**Written request**
Write the records out again, precisely as they stand.

[Dataset excerpt]
_____

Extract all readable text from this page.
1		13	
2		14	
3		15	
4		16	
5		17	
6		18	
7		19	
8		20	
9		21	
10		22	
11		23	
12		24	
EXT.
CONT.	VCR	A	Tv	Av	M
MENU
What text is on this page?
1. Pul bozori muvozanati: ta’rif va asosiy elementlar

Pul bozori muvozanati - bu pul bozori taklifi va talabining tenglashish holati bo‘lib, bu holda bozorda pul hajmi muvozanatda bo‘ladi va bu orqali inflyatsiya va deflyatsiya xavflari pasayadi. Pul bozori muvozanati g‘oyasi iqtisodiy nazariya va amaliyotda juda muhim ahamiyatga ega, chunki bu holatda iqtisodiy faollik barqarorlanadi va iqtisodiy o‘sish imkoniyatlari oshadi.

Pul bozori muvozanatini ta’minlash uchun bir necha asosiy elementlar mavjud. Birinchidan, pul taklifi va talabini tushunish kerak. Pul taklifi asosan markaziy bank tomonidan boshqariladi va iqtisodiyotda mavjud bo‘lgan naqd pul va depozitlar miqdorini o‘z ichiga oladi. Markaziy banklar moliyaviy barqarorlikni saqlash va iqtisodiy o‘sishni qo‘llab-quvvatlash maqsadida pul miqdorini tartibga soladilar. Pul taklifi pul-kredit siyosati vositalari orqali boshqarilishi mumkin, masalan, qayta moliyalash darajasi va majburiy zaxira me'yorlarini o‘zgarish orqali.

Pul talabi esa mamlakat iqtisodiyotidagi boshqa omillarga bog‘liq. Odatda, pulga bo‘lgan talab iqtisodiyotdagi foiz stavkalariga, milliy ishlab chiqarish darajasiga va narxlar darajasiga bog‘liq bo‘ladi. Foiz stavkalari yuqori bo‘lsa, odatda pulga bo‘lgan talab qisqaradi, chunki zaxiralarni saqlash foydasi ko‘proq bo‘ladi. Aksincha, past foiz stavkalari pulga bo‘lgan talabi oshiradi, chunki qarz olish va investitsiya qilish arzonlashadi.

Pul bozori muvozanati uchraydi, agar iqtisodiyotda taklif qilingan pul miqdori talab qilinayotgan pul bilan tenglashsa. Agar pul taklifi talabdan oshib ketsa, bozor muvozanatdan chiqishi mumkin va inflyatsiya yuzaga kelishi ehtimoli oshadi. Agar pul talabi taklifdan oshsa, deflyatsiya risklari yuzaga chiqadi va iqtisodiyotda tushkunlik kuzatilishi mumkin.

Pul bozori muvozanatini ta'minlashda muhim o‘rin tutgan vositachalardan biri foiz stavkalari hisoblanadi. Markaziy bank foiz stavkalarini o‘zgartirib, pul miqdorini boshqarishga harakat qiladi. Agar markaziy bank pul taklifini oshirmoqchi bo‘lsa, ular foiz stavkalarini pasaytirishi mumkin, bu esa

_____

**Answer to this exercise**
Extract all readable text from this page.
1		13	
2		14	
3		15	
4		16	
5		17	
6		18	
7		19	
8		20	
9		21	
10		22	
11		23	
12		24	
EXT.
CONT.	VCR	A	Tv	Av	M
MENU
What text is on this page?
1. Pul bozori muvozanati: ta’rif va asosiy elementlar

Pul bozori muvozanati - bu pul bozori taklifi va talabining tenglashish holati bo‘lib, bu holda bozorda pul hajmi muvozanatda bo‘ladi va bu orqali inflyatsiya va deflyatsiya xavflari pasayadi. Pul bozori muvozanati g‘oyasi iqtisodiy nazariya va amaliyotda juda muhim ahamiyatga ega, chunki bu holatda iqtisodiy faollik barqarorlanadi va iqtisodiy o‘sish imkoniyatlari oshadi.

Pul bozori muvozanatini ta’minlash uchun bir necha asosiy elementlar mavjud. Birinchidan, pul taklifi va talabini tushunish kerak. Pul taklifi asosan markaziy bank tomonidan boshqariladi va iqtisodiyotda mavjud bo‘lgan naqd pul va depozitlar miqdorini o‘z ichiga oladi. Markaziy banklar moliyaviy barqarorlikni saqlash va iqtisodiy o‘sishni qo‘llab-quvvatlash maqsadida pul miqdorini tartibga soladilar. Pul taklifi pul-kredit siyosati vositalari orqali boshqarilishi mumkin, masalan, qayta moliyalash darajasi va majburiy zaxira me'yorlarini o‘zgarish orqali.

Pul talabi esa mamlakat iqtisodiyotidagi boshqa omillarga bog‘liq. Odatda, pulga bo‘lgan talab iqtisodiyotdagi foiz stavkalariga, milliy ishlab chiqarish darajasiga va narxlar darajasiga bog‘liq bo‘ladi. Foiz stavkalari yuqori bo‘lsa, odatda pulga bo‘lgan talab qisqaradi, chunki zaxiralarni saqlash foydasi ko‘proq bo‘ladi. Aksincha, past foiz stavkalari pulga bo‘lgan talabi oshiradi, chunki qarz olish va investitsiya qilish arzonlashadi.

Pul bozori muvozanati uchraydi, agar iqtisodiyotda taklif qilingan pul miqdori talab qilinayotgan pul bilan tenglashsa. Agar pul taklifi talabdan oshib ketsa, bozor muvozanatdan chiqishi mumkin va inflyatsiya yuzaga kelishi ehtimoli oshadi. Agar pul talabi taklifdan oshsa, deflyatsiya risklari yuzaga chiqadi va iqtisodiyotda tushkunlik kuzatilishi mumkin.

Pul bozori muvozanatini ta'minlashda muhim o‘rin tutgan vositachalardan biri foiz stavkalari hisoblanadi. Markaziy bank foiz stavkalarini o‘zgartirib, pul miqdorini boshqarishga harakat qiladi. Agar markaziy bank pul taklifini oshirmoqchi bo‘lsa, ular foiz stavkalarini pasaytirishi mumkin, bu esa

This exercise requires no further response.